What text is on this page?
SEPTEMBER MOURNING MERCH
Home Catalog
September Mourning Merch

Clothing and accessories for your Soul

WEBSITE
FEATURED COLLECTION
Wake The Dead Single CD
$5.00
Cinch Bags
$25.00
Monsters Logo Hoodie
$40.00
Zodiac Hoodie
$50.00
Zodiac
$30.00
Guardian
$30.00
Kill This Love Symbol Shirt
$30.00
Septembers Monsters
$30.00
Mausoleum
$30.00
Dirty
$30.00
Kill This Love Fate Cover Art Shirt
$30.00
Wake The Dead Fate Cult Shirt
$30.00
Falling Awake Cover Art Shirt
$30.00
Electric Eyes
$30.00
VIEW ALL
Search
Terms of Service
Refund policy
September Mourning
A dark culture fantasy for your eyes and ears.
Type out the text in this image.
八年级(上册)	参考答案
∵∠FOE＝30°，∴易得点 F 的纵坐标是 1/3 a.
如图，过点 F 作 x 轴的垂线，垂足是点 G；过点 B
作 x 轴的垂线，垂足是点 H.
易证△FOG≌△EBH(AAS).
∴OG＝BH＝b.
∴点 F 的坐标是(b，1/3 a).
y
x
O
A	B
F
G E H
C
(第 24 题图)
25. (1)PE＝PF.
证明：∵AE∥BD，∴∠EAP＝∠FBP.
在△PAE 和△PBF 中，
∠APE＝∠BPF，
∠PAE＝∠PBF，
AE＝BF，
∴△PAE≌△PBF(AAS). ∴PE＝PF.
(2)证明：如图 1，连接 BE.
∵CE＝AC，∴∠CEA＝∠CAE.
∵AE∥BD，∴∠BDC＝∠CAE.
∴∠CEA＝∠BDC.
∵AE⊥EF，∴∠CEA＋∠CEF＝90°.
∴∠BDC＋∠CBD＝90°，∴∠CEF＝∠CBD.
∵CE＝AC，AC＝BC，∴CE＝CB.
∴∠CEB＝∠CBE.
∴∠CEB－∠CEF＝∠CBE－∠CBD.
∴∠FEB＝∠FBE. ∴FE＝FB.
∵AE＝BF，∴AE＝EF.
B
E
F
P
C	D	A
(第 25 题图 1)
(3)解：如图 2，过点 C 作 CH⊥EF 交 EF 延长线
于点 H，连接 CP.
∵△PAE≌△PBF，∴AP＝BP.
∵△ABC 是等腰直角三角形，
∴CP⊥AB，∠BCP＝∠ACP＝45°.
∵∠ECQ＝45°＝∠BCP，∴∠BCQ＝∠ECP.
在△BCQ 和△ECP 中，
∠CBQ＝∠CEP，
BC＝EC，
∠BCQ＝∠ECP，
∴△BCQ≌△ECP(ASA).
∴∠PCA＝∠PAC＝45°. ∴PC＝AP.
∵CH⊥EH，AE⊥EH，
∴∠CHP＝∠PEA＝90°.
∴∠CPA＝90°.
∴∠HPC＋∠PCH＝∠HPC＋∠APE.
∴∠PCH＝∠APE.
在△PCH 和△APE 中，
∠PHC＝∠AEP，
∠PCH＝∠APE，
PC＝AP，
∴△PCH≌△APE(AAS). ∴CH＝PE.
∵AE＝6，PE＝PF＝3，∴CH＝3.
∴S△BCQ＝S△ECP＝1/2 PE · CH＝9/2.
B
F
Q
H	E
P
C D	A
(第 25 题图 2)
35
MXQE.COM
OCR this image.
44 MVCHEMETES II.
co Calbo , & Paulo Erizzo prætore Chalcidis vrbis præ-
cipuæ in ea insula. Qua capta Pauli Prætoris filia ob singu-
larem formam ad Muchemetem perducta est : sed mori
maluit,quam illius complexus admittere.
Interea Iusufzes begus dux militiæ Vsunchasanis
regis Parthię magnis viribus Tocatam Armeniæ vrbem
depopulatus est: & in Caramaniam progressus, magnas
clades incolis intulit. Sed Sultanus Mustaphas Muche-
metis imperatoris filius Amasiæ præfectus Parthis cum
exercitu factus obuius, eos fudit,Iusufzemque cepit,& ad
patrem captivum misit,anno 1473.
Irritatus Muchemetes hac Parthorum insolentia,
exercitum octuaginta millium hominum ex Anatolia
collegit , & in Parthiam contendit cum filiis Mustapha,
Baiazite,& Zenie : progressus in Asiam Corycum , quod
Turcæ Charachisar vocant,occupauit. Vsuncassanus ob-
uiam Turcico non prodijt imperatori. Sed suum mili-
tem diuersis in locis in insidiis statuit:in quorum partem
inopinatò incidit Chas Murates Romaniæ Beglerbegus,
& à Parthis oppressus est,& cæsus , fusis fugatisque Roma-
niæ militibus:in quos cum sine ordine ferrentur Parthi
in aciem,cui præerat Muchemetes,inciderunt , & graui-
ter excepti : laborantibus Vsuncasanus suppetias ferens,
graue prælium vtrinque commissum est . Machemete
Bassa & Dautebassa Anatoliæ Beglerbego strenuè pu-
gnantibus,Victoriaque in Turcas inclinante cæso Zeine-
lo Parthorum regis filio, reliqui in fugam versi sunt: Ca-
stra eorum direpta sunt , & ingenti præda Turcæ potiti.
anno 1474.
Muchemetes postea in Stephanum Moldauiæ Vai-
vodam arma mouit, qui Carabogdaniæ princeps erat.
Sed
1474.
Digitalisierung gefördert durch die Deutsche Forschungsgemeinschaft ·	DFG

++++++++++++++++++++

*Instructions for the task*
Search the entries for the word "image", then gather every line that has it.

*Problem solution*
Type out the text in this image.
OCR this image.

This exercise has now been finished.